> **INSTRUCTIONS TO FOLLOW**:
Work through the data below line by line and say how many lines hold "Northwest"; give only the number.

> **Data entries for graphics**:
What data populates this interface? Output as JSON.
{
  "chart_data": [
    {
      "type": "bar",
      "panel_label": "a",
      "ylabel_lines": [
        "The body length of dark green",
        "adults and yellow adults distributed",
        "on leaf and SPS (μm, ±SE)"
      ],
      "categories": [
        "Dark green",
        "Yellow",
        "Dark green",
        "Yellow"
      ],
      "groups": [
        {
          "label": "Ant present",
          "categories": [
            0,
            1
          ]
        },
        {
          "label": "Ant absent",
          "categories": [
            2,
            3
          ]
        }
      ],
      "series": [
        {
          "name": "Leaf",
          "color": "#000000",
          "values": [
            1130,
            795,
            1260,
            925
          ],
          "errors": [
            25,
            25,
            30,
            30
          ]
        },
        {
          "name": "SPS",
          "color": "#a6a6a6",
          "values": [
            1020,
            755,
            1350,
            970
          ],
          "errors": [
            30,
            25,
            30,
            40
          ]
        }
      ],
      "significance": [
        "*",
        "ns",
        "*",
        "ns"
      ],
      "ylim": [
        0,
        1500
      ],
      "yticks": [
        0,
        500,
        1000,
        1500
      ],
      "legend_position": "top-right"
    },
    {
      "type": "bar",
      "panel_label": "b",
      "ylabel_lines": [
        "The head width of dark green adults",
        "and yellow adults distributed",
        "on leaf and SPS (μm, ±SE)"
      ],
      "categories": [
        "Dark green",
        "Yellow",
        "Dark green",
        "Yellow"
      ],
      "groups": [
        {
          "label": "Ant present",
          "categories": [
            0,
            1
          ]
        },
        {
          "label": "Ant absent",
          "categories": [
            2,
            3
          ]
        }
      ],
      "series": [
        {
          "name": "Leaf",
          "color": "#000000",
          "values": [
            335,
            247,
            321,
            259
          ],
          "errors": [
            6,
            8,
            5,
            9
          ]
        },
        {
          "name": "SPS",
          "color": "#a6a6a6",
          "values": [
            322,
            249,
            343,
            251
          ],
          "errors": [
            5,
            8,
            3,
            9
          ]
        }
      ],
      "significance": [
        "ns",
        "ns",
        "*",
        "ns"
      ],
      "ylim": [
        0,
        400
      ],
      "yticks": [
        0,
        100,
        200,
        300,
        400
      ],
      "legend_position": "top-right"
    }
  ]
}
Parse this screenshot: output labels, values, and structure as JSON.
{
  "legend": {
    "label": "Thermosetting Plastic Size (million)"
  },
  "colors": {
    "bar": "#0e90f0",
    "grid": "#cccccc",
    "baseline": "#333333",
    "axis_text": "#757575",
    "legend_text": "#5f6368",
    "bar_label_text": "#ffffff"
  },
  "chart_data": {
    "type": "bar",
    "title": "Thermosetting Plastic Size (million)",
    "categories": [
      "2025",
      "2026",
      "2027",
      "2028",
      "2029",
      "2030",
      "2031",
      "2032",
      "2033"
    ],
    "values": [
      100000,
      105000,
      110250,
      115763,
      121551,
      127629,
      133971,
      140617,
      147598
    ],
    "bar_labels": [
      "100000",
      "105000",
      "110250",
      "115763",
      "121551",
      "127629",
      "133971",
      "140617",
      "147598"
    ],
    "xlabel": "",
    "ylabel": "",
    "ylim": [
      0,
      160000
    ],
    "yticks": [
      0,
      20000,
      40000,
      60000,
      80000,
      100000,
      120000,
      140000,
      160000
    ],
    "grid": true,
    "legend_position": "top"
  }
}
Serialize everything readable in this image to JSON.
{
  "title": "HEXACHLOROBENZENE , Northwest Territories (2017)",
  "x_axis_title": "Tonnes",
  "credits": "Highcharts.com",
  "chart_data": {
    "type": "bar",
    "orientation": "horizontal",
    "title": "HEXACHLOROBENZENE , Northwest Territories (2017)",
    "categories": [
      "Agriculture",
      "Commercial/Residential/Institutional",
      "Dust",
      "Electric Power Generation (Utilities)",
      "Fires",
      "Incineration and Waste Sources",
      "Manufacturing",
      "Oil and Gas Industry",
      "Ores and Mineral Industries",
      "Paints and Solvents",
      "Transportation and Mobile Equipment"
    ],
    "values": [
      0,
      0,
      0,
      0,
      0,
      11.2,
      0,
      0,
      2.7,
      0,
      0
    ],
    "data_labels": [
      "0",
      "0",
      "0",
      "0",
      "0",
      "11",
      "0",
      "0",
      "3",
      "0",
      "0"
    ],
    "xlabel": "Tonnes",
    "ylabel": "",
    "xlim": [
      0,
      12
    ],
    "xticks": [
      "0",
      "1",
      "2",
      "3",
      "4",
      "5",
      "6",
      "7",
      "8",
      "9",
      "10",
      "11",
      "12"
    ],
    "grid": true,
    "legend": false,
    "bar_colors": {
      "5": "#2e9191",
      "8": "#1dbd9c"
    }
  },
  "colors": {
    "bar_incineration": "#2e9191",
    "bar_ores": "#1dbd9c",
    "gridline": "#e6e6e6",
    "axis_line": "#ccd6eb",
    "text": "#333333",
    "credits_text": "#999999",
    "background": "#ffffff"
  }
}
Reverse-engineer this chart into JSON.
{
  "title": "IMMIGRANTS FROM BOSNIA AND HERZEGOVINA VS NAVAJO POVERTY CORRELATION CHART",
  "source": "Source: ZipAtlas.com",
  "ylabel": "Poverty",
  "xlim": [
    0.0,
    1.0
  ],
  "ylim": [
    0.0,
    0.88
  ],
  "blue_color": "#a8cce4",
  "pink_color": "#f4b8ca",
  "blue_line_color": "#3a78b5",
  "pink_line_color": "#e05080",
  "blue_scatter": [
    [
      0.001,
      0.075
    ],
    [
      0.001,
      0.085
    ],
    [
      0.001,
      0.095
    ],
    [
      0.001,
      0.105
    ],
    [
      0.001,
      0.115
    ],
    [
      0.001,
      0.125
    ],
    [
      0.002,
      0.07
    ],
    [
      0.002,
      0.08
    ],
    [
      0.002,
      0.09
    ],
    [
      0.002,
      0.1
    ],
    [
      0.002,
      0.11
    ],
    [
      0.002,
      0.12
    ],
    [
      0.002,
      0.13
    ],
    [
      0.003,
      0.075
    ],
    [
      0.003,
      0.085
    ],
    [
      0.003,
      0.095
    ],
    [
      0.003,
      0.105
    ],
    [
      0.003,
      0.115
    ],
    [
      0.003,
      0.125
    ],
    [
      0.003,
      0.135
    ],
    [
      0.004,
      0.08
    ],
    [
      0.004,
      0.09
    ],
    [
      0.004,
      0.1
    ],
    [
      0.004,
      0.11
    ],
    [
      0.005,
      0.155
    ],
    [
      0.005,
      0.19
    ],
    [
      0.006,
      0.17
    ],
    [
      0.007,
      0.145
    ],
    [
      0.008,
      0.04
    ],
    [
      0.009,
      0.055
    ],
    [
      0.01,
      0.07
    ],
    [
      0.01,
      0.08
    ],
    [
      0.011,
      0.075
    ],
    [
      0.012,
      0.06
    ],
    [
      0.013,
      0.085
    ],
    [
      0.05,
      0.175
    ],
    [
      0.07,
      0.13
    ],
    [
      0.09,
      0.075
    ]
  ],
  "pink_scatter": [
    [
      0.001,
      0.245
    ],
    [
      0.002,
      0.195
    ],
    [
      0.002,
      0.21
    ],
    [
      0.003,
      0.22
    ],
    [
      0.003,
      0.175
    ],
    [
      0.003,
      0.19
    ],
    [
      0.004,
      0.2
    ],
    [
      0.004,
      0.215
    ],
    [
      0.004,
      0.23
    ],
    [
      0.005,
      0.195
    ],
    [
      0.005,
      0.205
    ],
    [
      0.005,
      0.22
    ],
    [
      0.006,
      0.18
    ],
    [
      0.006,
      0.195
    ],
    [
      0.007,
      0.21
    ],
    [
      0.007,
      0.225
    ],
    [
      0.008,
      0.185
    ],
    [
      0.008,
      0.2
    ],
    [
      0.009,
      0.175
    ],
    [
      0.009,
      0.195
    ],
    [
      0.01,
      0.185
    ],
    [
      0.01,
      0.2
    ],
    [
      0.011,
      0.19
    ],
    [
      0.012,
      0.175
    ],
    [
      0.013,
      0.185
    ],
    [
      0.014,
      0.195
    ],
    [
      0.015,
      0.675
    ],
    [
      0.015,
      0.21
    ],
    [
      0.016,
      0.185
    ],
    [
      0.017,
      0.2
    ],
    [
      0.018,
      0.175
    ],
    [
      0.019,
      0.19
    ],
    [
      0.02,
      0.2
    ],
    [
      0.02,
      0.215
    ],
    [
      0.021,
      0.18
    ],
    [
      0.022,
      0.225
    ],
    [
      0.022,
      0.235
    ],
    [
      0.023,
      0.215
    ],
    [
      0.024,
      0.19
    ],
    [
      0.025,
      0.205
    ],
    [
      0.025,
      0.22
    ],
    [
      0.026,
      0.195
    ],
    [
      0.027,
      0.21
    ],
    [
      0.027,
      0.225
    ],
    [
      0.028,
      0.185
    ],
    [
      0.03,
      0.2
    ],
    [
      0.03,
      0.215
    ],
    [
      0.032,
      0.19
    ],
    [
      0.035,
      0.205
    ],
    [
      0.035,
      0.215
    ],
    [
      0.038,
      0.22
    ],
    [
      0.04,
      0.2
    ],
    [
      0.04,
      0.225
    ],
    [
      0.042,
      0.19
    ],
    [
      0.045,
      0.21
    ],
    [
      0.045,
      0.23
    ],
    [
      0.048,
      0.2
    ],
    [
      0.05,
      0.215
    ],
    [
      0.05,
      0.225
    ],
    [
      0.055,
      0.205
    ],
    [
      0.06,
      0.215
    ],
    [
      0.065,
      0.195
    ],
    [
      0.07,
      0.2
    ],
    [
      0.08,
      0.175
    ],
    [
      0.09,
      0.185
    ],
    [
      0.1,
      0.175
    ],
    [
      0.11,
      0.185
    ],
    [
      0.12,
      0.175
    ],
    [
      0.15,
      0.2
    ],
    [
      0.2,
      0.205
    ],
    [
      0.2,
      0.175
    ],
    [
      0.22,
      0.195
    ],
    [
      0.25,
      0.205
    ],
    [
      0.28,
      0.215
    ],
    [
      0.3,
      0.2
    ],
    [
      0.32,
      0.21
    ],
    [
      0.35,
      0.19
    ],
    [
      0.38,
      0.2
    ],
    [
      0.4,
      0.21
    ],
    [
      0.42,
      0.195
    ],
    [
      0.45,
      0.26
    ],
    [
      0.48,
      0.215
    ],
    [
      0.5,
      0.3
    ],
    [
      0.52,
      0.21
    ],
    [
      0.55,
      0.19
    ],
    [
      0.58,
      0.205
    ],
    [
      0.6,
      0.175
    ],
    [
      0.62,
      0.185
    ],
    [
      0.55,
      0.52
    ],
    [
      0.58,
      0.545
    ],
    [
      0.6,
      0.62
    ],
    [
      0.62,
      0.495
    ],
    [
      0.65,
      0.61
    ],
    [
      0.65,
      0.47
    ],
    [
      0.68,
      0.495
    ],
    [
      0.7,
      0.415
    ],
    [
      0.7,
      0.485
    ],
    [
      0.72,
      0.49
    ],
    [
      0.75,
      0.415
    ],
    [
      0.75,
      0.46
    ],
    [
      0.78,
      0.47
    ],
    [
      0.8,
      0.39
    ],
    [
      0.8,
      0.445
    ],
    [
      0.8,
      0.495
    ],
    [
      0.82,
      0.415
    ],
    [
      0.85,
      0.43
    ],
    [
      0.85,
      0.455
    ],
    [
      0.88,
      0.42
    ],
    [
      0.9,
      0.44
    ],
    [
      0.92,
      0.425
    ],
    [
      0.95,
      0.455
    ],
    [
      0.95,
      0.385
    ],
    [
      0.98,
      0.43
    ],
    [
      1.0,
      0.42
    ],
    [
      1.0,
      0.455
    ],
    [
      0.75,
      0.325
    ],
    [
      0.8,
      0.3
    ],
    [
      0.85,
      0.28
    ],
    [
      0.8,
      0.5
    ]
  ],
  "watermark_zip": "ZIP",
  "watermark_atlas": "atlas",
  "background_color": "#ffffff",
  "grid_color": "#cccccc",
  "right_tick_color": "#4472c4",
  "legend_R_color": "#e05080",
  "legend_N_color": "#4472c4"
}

> **ANSWER FOR THIS EXERCISE**:
2